→ **RECORDED INFORMATION**
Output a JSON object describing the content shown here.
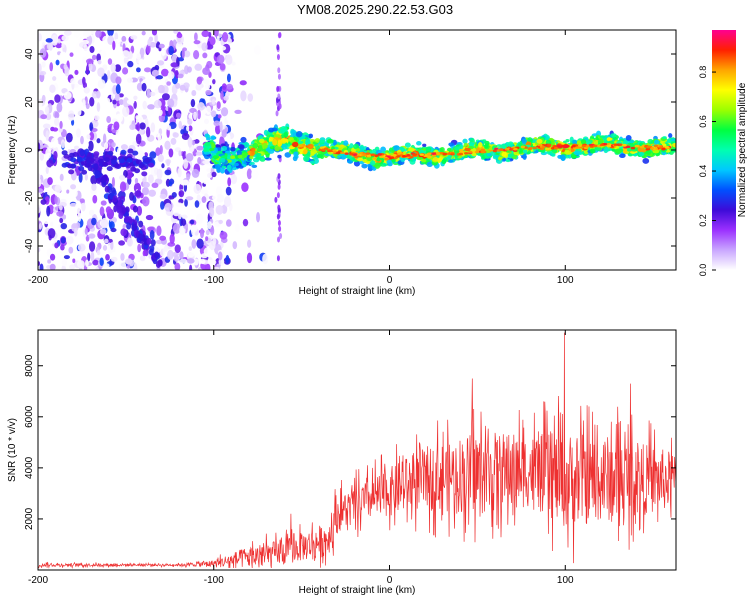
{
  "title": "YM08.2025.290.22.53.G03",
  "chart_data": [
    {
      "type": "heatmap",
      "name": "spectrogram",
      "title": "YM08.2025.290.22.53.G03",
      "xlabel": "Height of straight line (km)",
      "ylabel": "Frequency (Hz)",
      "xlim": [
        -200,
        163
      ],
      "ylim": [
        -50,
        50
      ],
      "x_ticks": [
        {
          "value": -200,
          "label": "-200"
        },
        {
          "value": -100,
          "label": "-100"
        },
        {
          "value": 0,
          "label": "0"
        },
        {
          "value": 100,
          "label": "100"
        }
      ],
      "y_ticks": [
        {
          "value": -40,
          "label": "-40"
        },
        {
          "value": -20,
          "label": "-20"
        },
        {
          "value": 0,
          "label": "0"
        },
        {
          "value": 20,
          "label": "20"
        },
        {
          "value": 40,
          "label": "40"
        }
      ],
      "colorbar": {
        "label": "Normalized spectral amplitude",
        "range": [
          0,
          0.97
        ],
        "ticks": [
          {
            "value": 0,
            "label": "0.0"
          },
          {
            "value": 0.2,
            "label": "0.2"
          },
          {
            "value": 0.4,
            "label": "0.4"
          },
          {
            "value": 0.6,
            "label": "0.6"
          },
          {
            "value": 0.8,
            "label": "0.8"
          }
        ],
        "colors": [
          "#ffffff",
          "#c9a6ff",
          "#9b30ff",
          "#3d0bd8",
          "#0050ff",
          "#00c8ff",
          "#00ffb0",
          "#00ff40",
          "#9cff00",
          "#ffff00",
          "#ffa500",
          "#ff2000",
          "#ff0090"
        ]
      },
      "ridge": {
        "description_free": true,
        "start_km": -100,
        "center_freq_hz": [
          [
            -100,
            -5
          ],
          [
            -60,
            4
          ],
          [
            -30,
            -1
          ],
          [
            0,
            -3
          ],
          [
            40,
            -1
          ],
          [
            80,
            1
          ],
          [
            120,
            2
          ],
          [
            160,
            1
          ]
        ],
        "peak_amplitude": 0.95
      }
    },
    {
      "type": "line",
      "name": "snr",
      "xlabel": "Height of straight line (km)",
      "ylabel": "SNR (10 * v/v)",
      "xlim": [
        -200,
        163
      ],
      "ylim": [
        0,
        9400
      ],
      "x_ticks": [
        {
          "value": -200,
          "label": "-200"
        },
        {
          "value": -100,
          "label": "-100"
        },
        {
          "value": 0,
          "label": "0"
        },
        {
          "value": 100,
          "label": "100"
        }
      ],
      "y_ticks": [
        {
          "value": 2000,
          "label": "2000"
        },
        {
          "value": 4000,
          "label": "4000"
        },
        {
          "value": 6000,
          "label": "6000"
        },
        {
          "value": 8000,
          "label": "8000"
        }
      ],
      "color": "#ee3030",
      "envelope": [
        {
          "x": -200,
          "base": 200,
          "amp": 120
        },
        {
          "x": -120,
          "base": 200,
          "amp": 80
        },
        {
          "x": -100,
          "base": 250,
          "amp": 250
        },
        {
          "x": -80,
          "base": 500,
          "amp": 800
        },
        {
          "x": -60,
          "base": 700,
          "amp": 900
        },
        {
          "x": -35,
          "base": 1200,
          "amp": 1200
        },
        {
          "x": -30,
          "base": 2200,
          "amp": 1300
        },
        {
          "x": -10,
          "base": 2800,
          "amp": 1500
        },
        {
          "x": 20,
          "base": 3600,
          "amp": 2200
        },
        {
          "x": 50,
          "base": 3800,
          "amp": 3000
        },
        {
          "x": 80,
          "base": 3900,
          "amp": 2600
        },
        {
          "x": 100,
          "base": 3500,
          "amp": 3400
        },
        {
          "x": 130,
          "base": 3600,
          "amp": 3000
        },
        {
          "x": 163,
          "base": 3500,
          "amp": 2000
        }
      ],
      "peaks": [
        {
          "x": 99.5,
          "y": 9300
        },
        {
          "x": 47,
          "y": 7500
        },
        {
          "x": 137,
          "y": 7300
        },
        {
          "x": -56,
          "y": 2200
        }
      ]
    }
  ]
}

→ **OBJECTIVE**
Copy every record character for character. Skip the pictures.

→ **COMPLETE ANSWER**
Output a JSON object describing the content shown here.
{
  "title": "YM08.2025.290.22.53.G03",
  "chart_data": [
    {
      "type": "heatmap",
      "name": "spectrogram",
      "title": "YM08.2025.290.22.53.G03",
      "xlabel": "Height of straight line (km)",
      "ylabel": "Frequency (Hz)",
      "xlim": [
        -200,
        163
      ],
      "ylim": [
        -50,
        50
      ],
      "x_ticks": [
        {
          "value": -200,
          "label": "-200"
        },
        {
          "value": -100,
          "label": "-100"
        },
        {
          "value": 0,
          "label": "0"
        },
        {
          "value": 100,
          "label": "100"
        }
      ],
      "y_ticks": [
        {
          "value": -40,
          "label": "-40"
        },
        {
          "value": -20,
          "label": "-20"
        },
        {
          "value": 0,
          "label": "0"
        },
        {
          "value": 20,
          "label": "20"
        },
        {
          "value": 40,
          "label": "40"
        }
      ],
      "colorbar": {
        "label": "Normalized spectral amplitude",
        "range": [
          0,
          0.97
        ],
        "ticks": [
          {
            "value": 0,
            "label": "0.0"
          },
          {
            "value": 0.2,
            "label": "0.2"
          },
          {
            "value": 0.4,
            "label": "0.4"
          },
          {
            "value": 0.6,
            "label": "0.6"
          },
          {
            "value": 0.8,
            "label": "0.8"
          }
        ],
        "colors": [
          "#ffffff",
          "#c9a6ff",
          "#9b30ff",
          "#3d0bd8",
          "#0050ff",
          "#00c8ff",
          "#00ffb0",
          "#00ff40",
          "#9cff00",
          "#ffff00",
          "#ffa500",
          "#ff2000",
          "#ff0090"
        ]
      },
      "ridge": {
        "description_free": true,
        "start_km": -100,
        "center_freq_hz": [
          [
            -100,
            -5
          ],
          [
            -60,
            4
          ],
          [
            -30,
            -1
          ],
          [
            0,
            -3
          ],
          [
            40,
            -1
          ],
          [
            80,
            1
          ],
          [
            120,
            2
          ],
          [
            160,
            1
          ]
        ],
        "peak_amplitude": 0.95
      }
    },
    {
      "type": "line",
      "name": "snr",
      "xlabel": "Height of straight line (km)",
      "ylabel": "SNR (10 * v/v)",
      "xlim": [
        -200,
        163
      ],
      "ylim": [
        0,
        9400
      ],
      "x_ticks": [
        {
          "value": -200,
          "label": "-200"
        },
        {
          "value": -100,
          "label": "-100"
        },
        {
          "value": 0,
          "label": "0"
        },
        {
          "value": 100,
          "label": "100"
        }
      ],
      "y_ticks": [
        {
          "value": 2000,
          "label": "2000"
        },
        {
          "value": 4000,
          "label": "4000"
        },
        {
          "value": 6000,
          "label": "6000"
        },
        {
          "value": 8000,
          "label": "8000"
        }
      ],
      "color": "#ee3030",
      "envelope": [
        {
          "x": -200,
          "base": 200,
          "amp": 120
        },
        {
          "x": -120,
          "base": 200,
          "amp": 80
        },
        {
          "x": -100,
          "base": 250,
          "amp": 250
        },
        {
          "x": -80,
          "base": 500,
          "amp": 800
        },
        {
          "x": -60,
          "base": 700,
          "amp": 900
        },
        {
          "x": -35,
          "base": 1200,
          "amp": 1200
        },
        {
          "x": -30,
          "base": 2200,
          "amp": 1300
        },
        {
          "x": -10,
          "base": 2800,
          "amp": 1500
        },
        {
          "x": 20,
          "base": 3600,
          "amp": 2200
        },
        {
          "x": 50,
          "base": 3800,
          "amp": 3000
        },
        {
          "x": 80,
          "base": 3900,
          "amp": 2600
        },
        {
          "x": 100,
          "base": 3500,
          "amp": 3400
        },
        {
          "x": 130,
          "base": 3600,
          "amp": 3000
        },
        {
          "x": 163,
          "base": 3500,
          "amp": 2000
        }
      ],
      "peaks": [
        {
          "x": 99.5,
          "y": 9300
        },
        {
          "x": 47,
          "y": 7500
        },
        {
          "x": 137,
          "y": 7300
        },
        {
          "x": -56,
          "y": 2200
        }
      ]
    }
  ]
}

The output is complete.